(CONSIGNE A):
Modifiez le passage du compte rendu qui commence aux mots « Christian Grataloup nous » et s'achève après « cet ouvrage ? » : remplacez-y « relecture » par « révision ».
(CONSIGNE B):
Résumez le compte rendu en deux phrases.

COMPTE-RENDU DE LECTURE
GRATALOUP Christian , Géohistoire. Une autre histoire des humains sur la Terre, Les Arènes, 2023, 451 pages.
En ce mois d’octobre 2023, les Arènes publient un nouvel ouvrage de
Christian Grataloup intitulé Géohistoire. Une autre histoire des humains sur
la Terre. Ce livre se place très clairement dans la continuité des trois
atlas historiques[1] édités eux
aussi aux Arènes dont il prolonge la réflexion (l’Atlas historique mondiale,
l’Atlas historique de la France et l’Atlas historique de la Terre).
Christian Grataloup nous propose une autre histoire des humains sur la Terre et
non une histoire mondiale des humains. S’il est coutume de dire que derrière
chaque (grand) homme se cache une femme, Christian Grataloup n'oublie pas de
remercier, à la fin du livre, sa géographe de femme Anne-Marie Guérin-Grataloup
pour sa relecture précise et attentive. Quels sont donc les grands axes à retenir
de la lecture de cet ouvrage ?
1- L’entrelacement de
l’Espace et du Temps.

[Données tirées d'une collection]

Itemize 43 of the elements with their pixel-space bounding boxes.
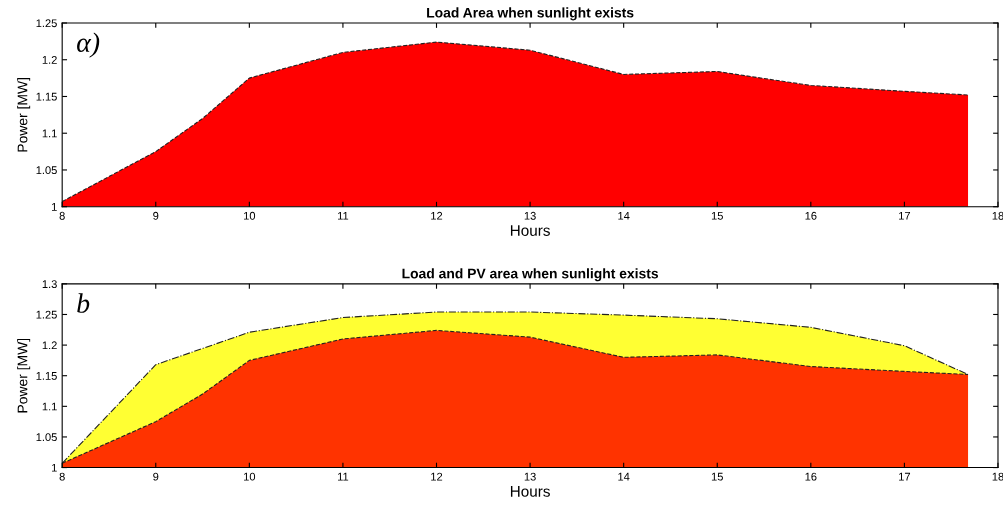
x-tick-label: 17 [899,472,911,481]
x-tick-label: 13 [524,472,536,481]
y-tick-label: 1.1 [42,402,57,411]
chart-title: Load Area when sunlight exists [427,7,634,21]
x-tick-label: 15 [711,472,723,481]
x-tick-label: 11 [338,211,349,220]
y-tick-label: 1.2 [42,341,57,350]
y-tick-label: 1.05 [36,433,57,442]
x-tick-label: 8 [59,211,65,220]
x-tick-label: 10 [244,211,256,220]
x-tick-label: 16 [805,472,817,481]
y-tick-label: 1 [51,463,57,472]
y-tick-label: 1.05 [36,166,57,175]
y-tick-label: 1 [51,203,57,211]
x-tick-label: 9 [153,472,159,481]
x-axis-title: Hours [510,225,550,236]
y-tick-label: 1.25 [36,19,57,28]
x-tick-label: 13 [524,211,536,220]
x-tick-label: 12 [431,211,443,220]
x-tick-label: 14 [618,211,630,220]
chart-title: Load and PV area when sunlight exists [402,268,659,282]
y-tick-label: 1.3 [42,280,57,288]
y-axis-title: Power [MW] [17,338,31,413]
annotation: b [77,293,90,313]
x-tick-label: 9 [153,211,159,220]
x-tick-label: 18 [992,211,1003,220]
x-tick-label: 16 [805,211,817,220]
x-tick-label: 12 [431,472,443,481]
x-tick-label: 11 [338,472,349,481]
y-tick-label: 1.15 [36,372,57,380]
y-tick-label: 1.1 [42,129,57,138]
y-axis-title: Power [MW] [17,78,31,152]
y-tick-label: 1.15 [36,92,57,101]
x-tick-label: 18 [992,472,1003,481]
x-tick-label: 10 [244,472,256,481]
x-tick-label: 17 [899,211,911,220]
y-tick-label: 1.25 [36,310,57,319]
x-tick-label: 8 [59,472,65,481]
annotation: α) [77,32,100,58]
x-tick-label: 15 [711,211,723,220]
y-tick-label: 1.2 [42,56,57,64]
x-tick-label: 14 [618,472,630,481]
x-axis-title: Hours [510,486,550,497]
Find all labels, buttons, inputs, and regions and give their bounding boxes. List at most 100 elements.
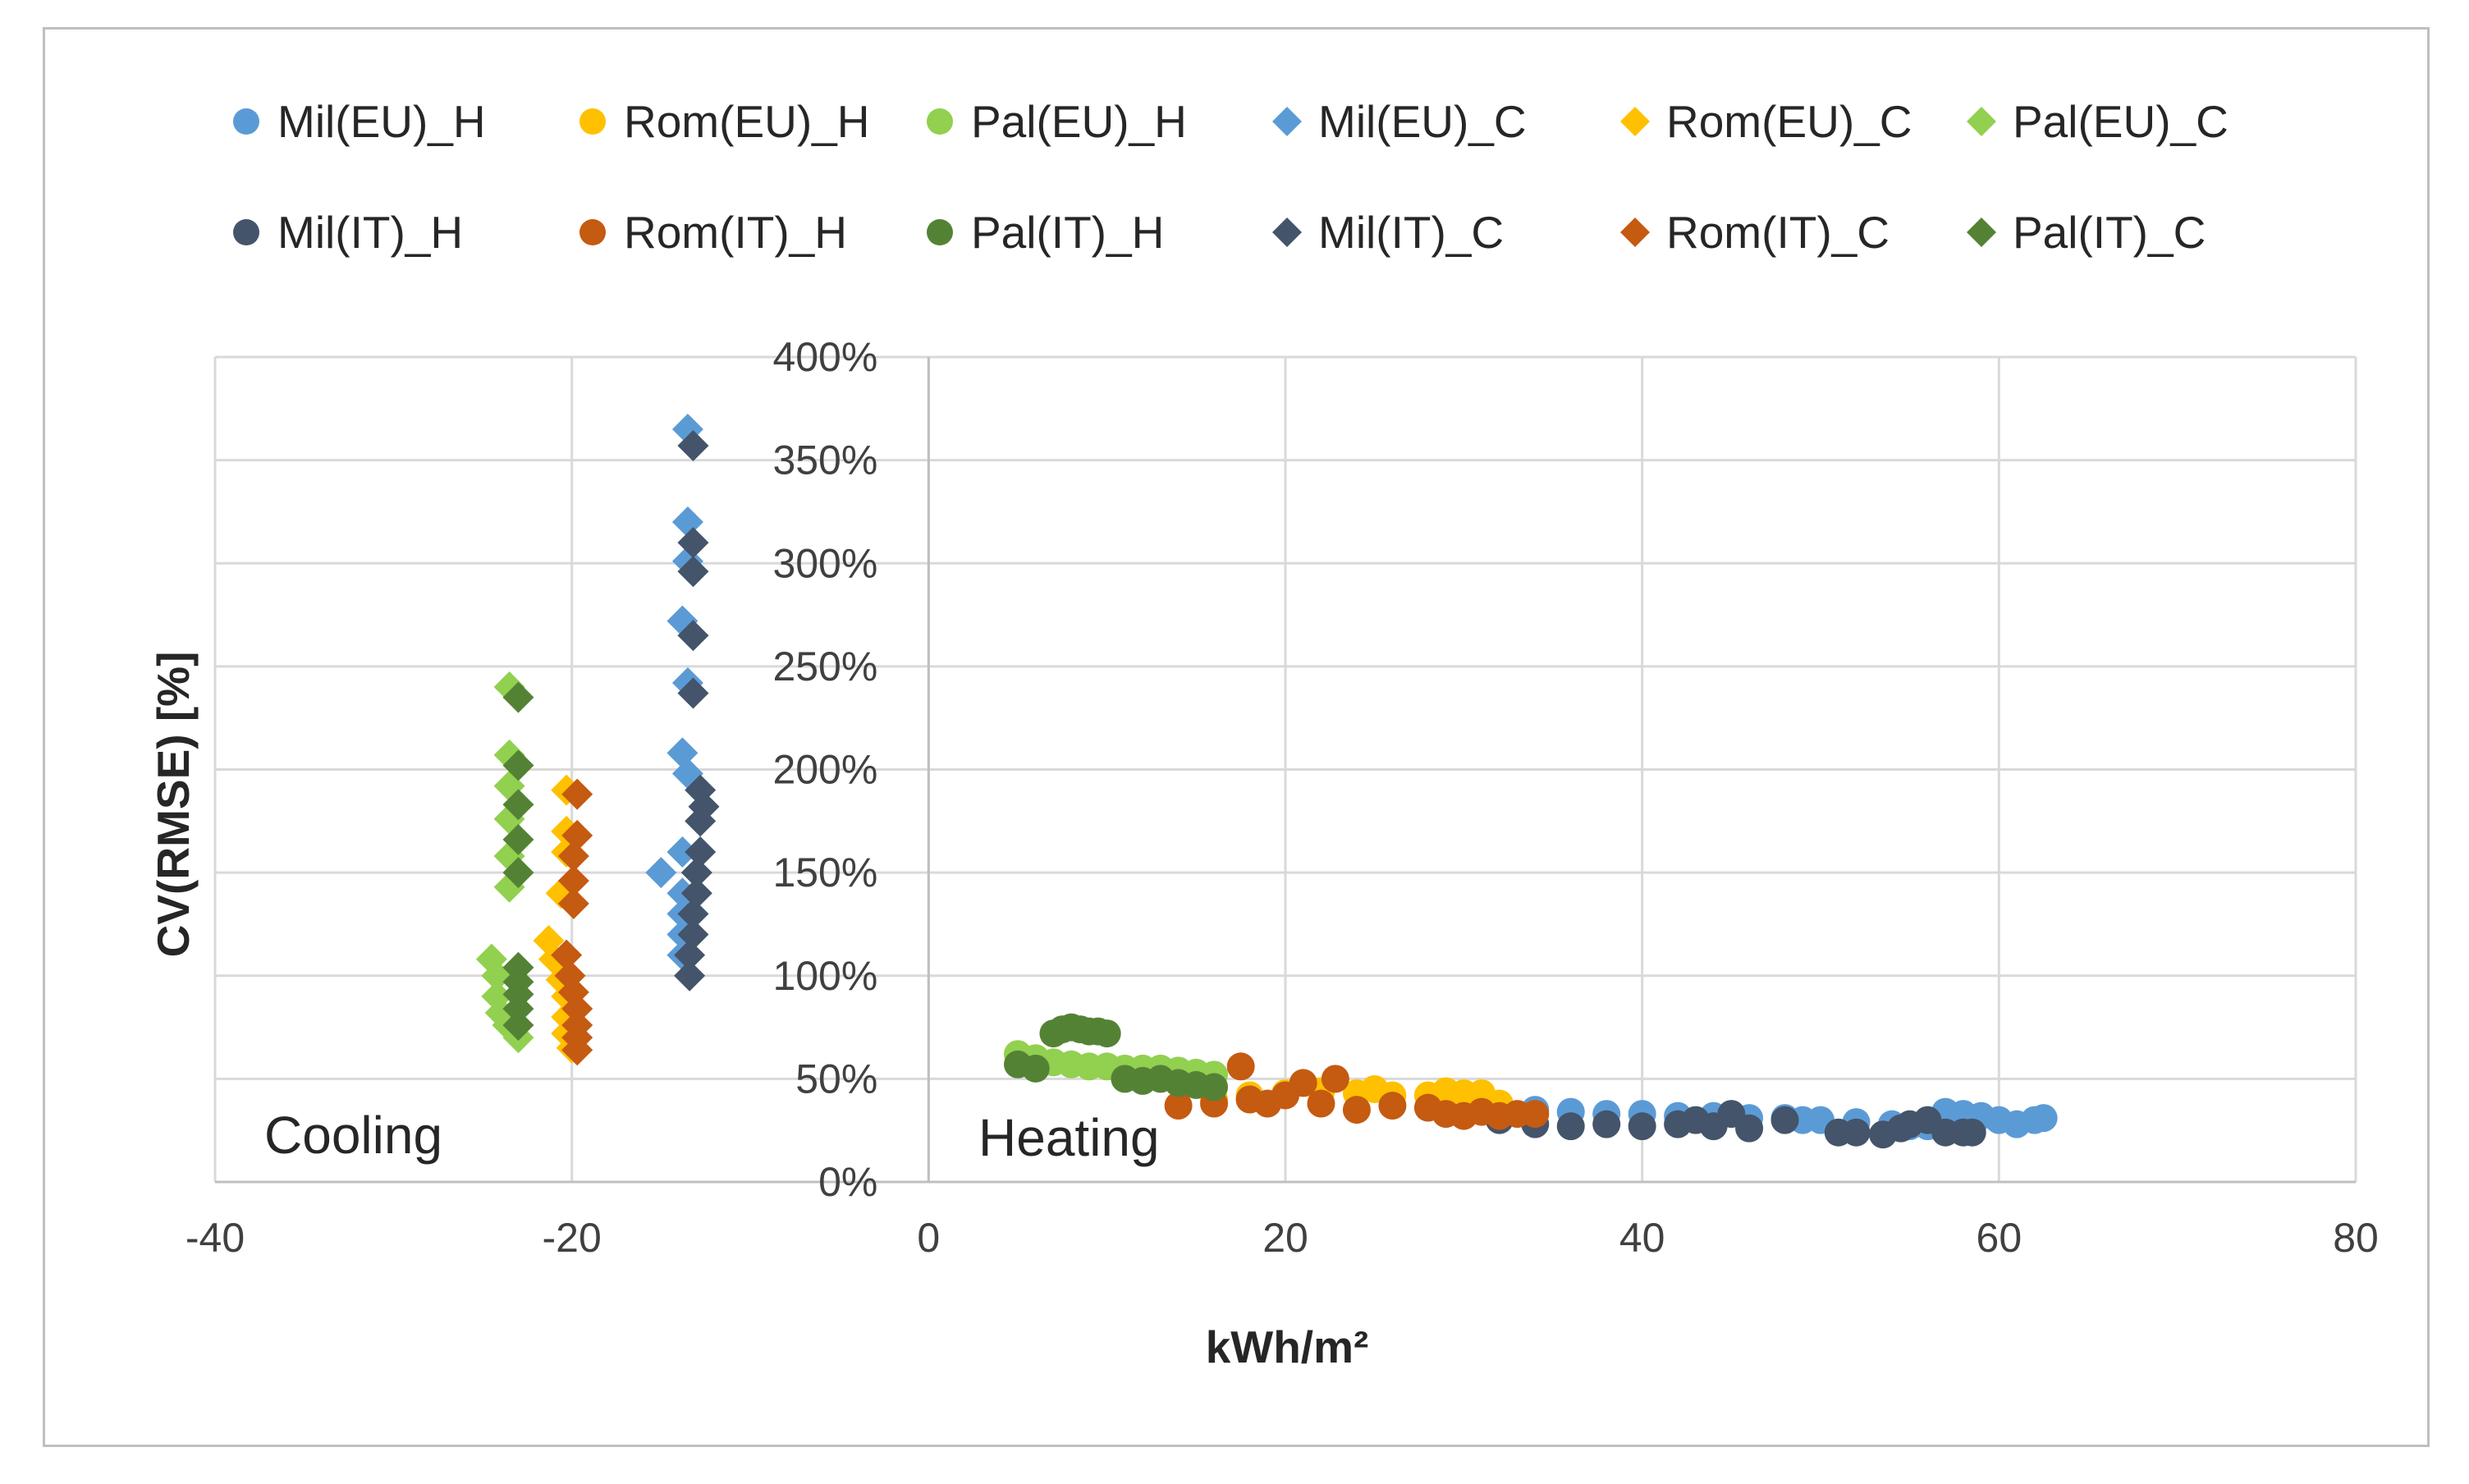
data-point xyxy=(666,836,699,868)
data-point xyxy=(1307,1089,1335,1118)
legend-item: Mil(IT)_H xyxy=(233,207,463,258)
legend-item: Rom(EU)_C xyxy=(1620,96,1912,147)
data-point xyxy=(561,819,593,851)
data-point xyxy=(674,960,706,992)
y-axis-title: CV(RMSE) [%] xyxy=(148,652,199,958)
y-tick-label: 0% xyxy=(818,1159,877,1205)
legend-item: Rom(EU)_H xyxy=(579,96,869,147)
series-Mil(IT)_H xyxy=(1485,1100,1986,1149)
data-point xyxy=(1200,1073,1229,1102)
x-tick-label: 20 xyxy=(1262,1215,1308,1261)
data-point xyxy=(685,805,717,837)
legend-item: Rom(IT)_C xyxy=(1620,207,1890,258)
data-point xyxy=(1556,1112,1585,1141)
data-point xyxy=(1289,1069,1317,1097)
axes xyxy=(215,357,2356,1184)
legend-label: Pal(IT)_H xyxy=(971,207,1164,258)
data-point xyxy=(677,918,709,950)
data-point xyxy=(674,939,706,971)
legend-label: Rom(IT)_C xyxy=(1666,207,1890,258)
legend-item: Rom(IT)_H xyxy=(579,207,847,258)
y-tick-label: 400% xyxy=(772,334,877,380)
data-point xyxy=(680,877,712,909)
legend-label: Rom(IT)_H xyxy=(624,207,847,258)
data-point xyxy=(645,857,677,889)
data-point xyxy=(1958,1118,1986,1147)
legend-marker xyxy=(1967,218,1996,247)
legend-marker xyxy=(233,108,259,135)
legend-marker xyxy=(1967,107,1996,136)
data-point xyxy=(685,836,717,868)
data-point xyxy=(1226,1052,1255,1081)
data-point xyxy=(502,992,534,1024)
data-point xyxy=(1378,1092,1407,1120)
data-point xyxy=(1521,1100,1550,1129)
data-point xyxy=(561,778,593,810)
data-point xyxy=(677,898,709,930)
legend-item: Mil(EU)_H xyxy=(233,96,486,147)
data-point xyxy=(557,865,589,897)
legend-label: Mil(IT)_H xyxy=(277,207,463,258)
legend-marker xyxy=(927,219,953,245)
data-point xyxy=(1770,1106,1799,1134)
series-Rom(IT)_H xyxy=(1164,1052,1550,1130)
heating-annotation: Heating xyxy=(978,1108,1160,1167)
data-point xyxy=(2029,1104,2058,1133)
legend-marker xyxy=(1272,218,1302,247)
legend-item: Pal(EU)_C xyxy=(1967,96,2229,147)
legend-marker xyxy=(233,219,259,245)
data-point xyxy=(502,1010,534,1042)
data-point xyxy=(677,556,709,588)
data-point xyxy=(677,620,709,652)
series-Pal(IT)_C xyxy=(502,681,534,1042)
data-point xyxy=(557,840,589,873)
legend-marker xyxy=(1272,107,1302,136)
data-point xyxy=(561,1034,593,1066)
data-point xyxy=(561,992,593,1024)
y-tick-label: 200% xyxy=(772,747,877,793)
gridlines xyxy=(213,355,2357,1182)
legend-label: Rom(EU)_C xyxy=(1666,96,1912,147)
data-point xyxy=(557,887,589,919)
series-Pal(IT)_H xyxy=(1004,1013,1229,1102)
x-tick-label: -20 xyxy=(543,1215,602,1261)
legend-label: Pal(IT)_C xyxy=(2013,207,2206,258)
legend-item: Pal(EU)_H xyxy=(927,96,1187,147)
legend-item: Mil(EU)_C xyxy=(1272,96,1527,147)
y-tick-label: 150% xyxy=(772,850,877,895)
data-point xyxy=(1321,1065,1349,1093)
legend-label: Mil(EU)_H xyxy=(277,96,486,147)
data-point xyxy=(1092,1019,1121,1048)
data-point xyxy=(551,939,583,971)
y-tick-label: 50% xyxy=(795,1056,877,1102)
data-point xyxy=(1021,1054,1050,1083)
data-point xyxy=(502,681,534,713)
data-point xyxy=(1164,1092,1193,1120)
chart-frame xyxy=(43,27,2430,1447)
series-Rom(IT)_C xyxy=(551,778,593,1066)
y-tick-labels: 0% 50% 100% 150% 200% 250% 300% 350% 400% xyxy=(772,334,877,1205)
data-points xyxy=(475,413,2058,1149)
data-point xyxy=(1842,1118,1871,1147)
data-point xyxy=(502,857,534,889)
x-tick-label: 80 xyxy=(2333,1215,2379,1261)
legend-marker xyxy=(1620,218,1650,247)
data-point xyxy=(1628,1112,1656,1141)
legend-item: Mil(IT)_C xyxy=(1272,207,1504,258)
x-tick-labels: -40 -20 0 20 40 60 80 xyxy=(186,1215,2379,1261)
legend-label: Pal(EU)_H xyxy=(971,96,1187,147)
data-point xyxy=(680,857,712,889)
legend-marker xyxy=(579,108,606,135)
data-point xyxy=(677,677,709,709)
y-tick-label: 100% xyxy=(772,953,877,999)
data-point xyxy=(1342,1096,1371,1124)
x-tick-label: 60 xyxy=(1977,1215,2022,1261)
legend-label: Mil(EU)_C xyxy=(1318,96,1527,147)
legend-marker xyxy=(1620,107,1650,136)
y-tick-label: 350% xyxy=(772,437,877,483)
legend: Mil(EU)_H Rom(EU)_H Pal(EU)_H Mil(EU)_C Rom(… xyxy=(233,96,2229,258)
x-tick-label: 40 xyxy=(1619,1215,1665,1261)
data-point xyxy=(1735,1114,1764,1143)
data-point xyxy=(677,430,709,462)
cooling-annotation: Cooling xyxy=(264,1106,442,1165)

(RÉPONSE RÉDIGÉE A):
Christian Grataloup nous propose une autre histoire des humains sur la Terre et
non une histoire mondiale des humains. S’il est coutume de dire que derrière
chaque (grand) homme se cache une femme, Christian Grataloup n'oublie pas de
remercier, à la fin du livre, sa géographe de femme Anne-Marie Guérin-Grataloup
pour sa révision précise et attentive. Quels sont donc les grands axes à retenir
de la lecture de cet ouvrage ?

(RÉPONSE RÉDIGÉE B):
Le compte rendu présente Géohistoire. Une autre histoire des humains sur la Terre, ouvrage de Christian Grataloup publié aux Arènes en octobre 2023, qui prolonge la réflexion de trois atlas historiques parus chez le même éditeur. L'auteur y propose une autre histoire des humains sur la Terre plutôt qu'une histoire mondiale, et il remercie à la fin du livre son épouse, la géographe Anne-Marie Guérin-Grataloup, pour sa relecture précise et attentive.